— begin LISTED ENTRIES —

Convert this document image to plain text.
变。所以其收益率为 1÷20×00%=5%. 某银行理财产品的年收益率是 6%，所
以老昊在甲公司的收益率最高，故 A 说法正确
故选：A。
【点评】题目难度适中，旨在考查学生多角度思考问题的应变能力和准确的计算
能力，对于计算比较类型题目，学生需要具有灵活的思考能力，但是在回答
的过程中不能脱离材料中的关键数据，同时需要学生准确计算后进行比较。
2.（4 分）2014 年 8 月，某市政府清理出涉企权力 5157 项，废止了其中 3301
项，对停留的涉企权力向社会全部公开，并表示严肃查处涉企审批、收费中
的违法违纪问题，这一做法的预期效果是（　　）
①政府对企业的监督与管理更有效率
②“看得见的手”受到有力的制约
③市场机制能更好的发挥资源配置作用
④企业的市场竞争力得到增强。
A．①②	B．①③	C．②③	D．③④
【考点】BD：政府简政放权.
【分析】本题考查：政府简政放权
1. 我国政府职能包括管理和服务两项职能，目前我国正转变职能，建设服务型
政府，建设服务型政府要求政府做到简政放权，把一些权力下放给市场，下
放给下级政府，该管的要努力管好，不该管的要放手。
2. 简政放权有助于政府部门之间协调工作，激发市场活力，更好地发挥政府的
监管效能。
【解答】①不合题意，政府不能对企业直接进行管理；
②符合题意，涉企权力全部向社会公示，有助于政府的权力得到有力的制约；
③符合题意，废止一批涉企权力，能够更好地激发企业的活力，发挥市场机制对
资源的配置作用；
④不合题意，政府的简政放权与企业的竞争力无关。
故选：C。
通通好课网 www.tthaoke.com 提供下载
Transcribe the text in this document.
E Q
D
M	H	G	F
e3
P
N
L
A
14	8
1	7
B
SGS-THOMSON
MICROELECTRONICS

— end LISTED ENTRIES —

> WHAT YOU WILL DO: Every record should be given again exactly.

> ANSWER IN FULL:
Convert this document image to plain text.
变。所以其收益率为 1÷20×00%=5%. 某银行理财产品的年收益率是 6%，所
以老昊在甲公司的收益率最高，故 A 说法正确
故选：A。
【点评】题目难度适中，旨在考查学生多角度思考问题的应变能力和准确的计算
能力，对于计算比较类型题目，学生需要具有灵活的思考能力，但是在回答
的过程中不能脱离材料中的关键数据，同时需要学生准确计算后进行比较。
2.（4 分）2014 年 8 月，某市政府清理出涉企权力 5157 项，废止了其中 3301
项，对停留的涉企权力向社会全部公开，并表示严肃查处涉企审批、收费中
的违法违纪问题，这一做法的预期效果是（　　）
①政府对企业的监督与管理更有效率
②“看得见的手”受到有力的制约
③市场机制能更好的发挥资源配置作用
④企业的市场竞争力得到增强。
A．①②	B．①③	C．②③	D．③④
【考点】BD：政府简政放权.
【分析】本题考查：政府简政放权
1. 我国政府职能包括管理和服务两项职能，目前我国正转变职能，建设服务型
政府，建设服务型政府要求政府做到简政放权，把一些权力下放给市场，下
放给下级政府，该管的要努力管好，不该管的要放手。
2. 简政放权有助于政府部门之间协调工作，激发市场活力，更好地发挥政府的
监管效能。
【解答】①不合题意，政府不能对企业直接进行管理；
②符合题意，涉企权力全部向社会公示，有助于政府的权力得到有力的制约；
③符合题意，废止一批涉企权力，能够更好地激发企业的活力，发挥市场机制对
资源的配置作用；
④不合题意，政府的简政放权与企业的竞争力无关。
故选：C。
通通好课网 www.tthaoke.com 提供下载
Transcribe the text in this document.
E Q
D
M	H	G	F
e3
P
N
L
A
14	8
1	7
B
SGS-THOMSON
MICROELECTRONICS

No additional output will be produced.